* START DATASET CONTENT *
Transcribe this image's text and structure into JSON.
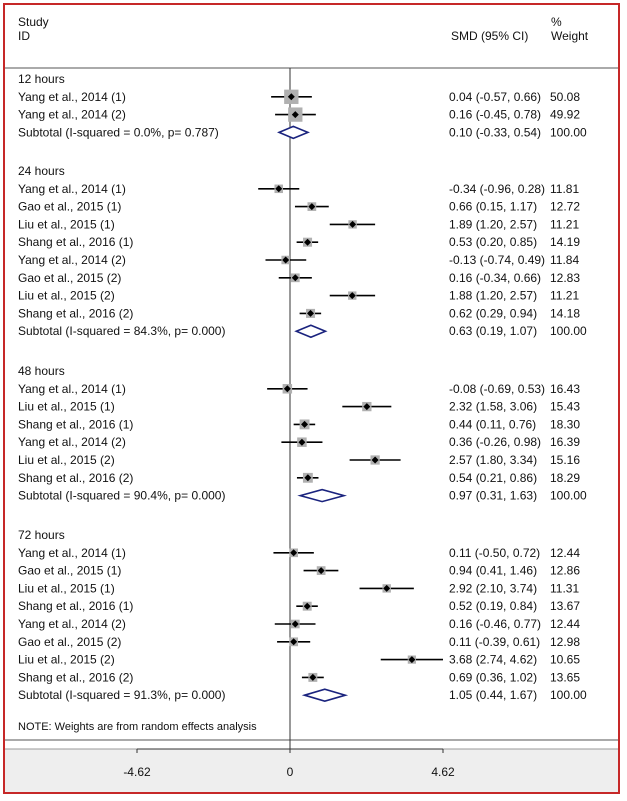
{
  "header": {
    "study_label": "Study",
    "id_label": "ID",
    "effect_label": "SMD (95% CI)",
    "pct_label": "%",
    "weight_label": "Weight"
  },
  "note": "NOTE: Weights are from random effects analysis",
  "colors": {
    "border": "#c62828",
    "diamond": "#1a237e",
    "box": "#b0b0b0",
    "line": "#000000",
    "axis_band": "#eeeeee"
  },
  "chart_data": {
    "type": "forest",
    "xlim": [
      -4.62,
      4.62
    ],
    "x_ticks": [
      "-4.62",
      "0",
      "4.62"
    ],
    "groups": [
      {
        "label": "12 hours",
        "studies": [
          {
            "name": "Yang et al., 2014 (1)",
            "est": 0.04,
            "lo": -0.57,
            "hi": 0.66,
            "weight": 50.08,
            "ci_text": "0.04 (-0.57, 0.66)",
            "weight_text": "50.08"
          },
          {
            "name": "Yang et al.,  2014 (2)",
            "est": 0.16,
            "lo": -0.45,
            "hi": 0.78,
            "weight": 49.92,
            "ci_text": "0.16 (-0.45, 0.78)",
            "weight_text": "49.92"
          }
        ],
        "subtotal": {
          "label": "Subtotal (I-squared = 0.0%, p= 0.787)",
          "est": 0.1,
          "lo": -0.33,
          "hi": 0.54,
          "ci_text": "0.10 (-0.33, 0.54)",
          "weight_text": "100.00"
        }
      },
      {
        "label": "24 hours",
        "studies": [
          {
            "name": "Yang et al., 2014 (1)",
            "est": -0.34,
            "lo": -0.96,
            "hi": 0.28,
            "weight": 11.81,
            "ci_text": "-0.34 (-0.96, 0.28)",
            "weight_text": "11.81"
          },
          {
            "name": "Gao et al., 2015 (1)",
            "est": 0.66,
            "lo": 0.15,
            "hi": 1.17,
            "weight": 12.72,
            "ci_text": "0.66 (0.15, 1.17)",
            "weight_text": "12.72"
          },
          {
            "name": "Liu et al., 2015 (1)",
            "est": 1.89,
            "lo": 1.2,
            "hi": 2.57,
            "weight": 11.21,
            "ci_text": "1.89 (1.20, 2.57)",
            "weight_text": "11.21"
          },
          {
            "name": "Shang et al., 2016 (1)",
            "est": 0.53,
            "lo": 0.2,
            "hi": 0.85,
            "weight": 14.19,
            "ci_text": "0.53 (0.20, 0.85)",
            "weight_text": "14.19"
          },
          {
            "name": "Yang et al.,  2014 (2)",
            "est": -0.13,
            "lo": -0.74,
            "hi": 0.49,
            "weight": 11.84,
            "ci_text": "-0.13 (-0.74, 0.49)",
            "weight_text": "11.84"
          },
          {
            "name": "Gao et al., 2015 (2)",
            "est": 0.16,
            "lo": -0.34,
            "hi": 0.66,
            "weight": 12.83,
            "ci_text": "0.16 (-0.34, 0.66)",
            "weight_text": "12.83"
          },
          {
            "name": "Liu et al., 2015 (2)",
            "est": 1.88,
            "lo": 1.2,
            "hi": 2.57,
            "weight": 11.21,
            "ci_text": "1.88 (1.20, 2.57)",
            "weight_text": "11.21"
          },
          {
            "name": "Shang et al., 2016 (2)",
            "est": 0.62,
            "lo": 0.29,
            "hi": 0.94,
            "weight": 14.18,
            "ci_text": "0.62 (0.29, 0.94)",
            "weight_text": "14.18"
          }
        ],
        "subtotal": {
          "label": "Subtotal (I-squared = 84.3%, p= 0.000)",
          "est": 0.63,
          "lo": 0.19,
          "hi": 1.07,
          "ci_text": "0.63 (0.19, 1.07)",
          "weight_text": "100.00"
        }
      },
      {
        "label": "48 hours",
        "studies": [
          {
            "name": "Yang et al., 2014 (1)",
            "est": -0.08,
            "lo": -0.69,
            "hi": 0.53,
            "weight": 16.43,
            "ci_text": "-0.08 (-0.69, 0.53)",
            "weight_text": "16.43"
          },
          {
            "name": "Liu et al., 2015 (1)",
            "est": 2.32,
            "lo": 1.58,
            "hi": 3.06,
            "weight": 15.43,
            "ci_text": "2.32 (1.58, 3.06)",
            "weight_text": "15.43"
          },
          {
            "name": "Shang et al., 2016 (1)",
            "est": 0.44,
            "lo": 0.11,
            "hi": 0.76,
            "weight": 18.3,
            "ci_text": "0.44 (0.11, 0.76)",
            "weight_text": "18.30"
          },
          {
            "name": "Yang et al.,  2014 (2)",
            "est": 0.36,
            "lo": -0.26,
            "hi": 0.98,
            "weight": 16.39,
            "ci_text": "0.36 (-0.26, 0.98)",
            "weight_text": "16.39"
          },
          {
            "name": "Liu et al., 2015 (2)",
            "est": 2.57,
            "lo": 1.8,
            "hi": 3.34,
            "weight": 15.16,
            "ci_text": "2.57 (1.80, 3.34)",
            "weight_text": "15.16"
          },
          {
            "name": "Shang et al., 2016 (2)",
            "est": 0.54,
            "lo": 0.21,
            "hi": 0.86,
            "weight": 18.29,
            "ci_text": "0.54 (0.21, 0.86)",
            "weight_text": "18.29"
          }
        ],
        "subtotal": {
          "label": "Subtotal (I-squared = 90.4%, p= 0.000)",
          "est": 0.97,
          "lo": 0.31,
          "hi": 1.63,
          "ci_text": "0.97 (0.31, 1.63)",
          "weight_text": "100.00"
        }
      },
      {
        "label": "72 hours",
        "studies": [
          {
            "name": "Yang et al., 2014 (1)",
            "est": 0.11,
            "lo": -0.5,
            "hi": 0.72,
            "weight": 12.44,
            "ci_text": "0.11 (-0.50, 0.72)",
            "weight_text": "12.44"
          },
          {
            "name": "Gao et al., 2015 (1)",
            "est": 0.94,
            "lo": 0.41,
            "hi": 1.46,
            "weight": 12.86,
            "ci_text": "0.94 (0.41, 1.46)",
            "weight_text": "12.86"
          },
          {
            "name": "Liu et al., 2015 (1)",
            "est": 2.92,
            "lo": 2.1,
            "hi": 3.74,
            "weight": 11.31,
            "ci_text": "2.92 (2.10, 3.74)",
            "weight_text": "11.31"
          },
          {
            "name": "Shang et al., 2016 (1)",
            "est": 0.52,
            "lo": 0.19,
            "hi": 0.84,
            "weight": 13.67,
            "ci_text": "0.52 (0.19, 0.84)",
            "weight_text": "13.67"
          },
          {
            "name": "Yang et al.,  2014 (2)",
            "est": 0.16,
            "lo": -0.46,
            "hi": 0.77,
            "weight": 12.44,
            "ci_text": "0.16 (-0.46, 0.77)",
            "weight_text": "12.44"
          },
          {
            "name": "Gao et al., 2015 (2)",
            "est": 0.11,
            "lo": -0.39,
            "hi": 0.61,
            "weight": 12.98,
            "ci_text": "0.11 (-0.39, 0.61)",
            "weight_text": "12.98"
          },
          {
            "name": "Liu et al., 2015 (2)",
            "est": 3.68,
            "lo": 2.74,
            "hi": 4.62,
            "weight": 10.65,
            "ci_text": "3.68 (2.74, 4.62)",
            "weight_text": "10.65"
          },
          {
            "name": "Shang et al., 2016 (2)",
            "est": 0.69,
            "lo": 0.36,
            "hi": 1.02,
            "weight": 13.65,
            "ci_text": "0.69 (0.36, 1.02)",
            "weight_text": "13.65"
          }
        ],
        "subtotal": {
          "label": "Subtotal (I-squared = 91.3%, p= 0.000)",
          "est": 1.05,
          "lo": 0.44,
          "hi": 1.67,
          "ci_text": "1.05 (0.44, 1.67)",
          "weight_text": "100.00"
        }
      }
    ]
  }
}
* END DATASET CONTENT *
▸ YOUR TASK: Scan the lines for the string "hours". Pick out every line that has it.

▸ THE SOLUTION:
        "label": "12 hours",
        "label": "24 hours",
        "label": "48 hours",
        "label": "72 hours",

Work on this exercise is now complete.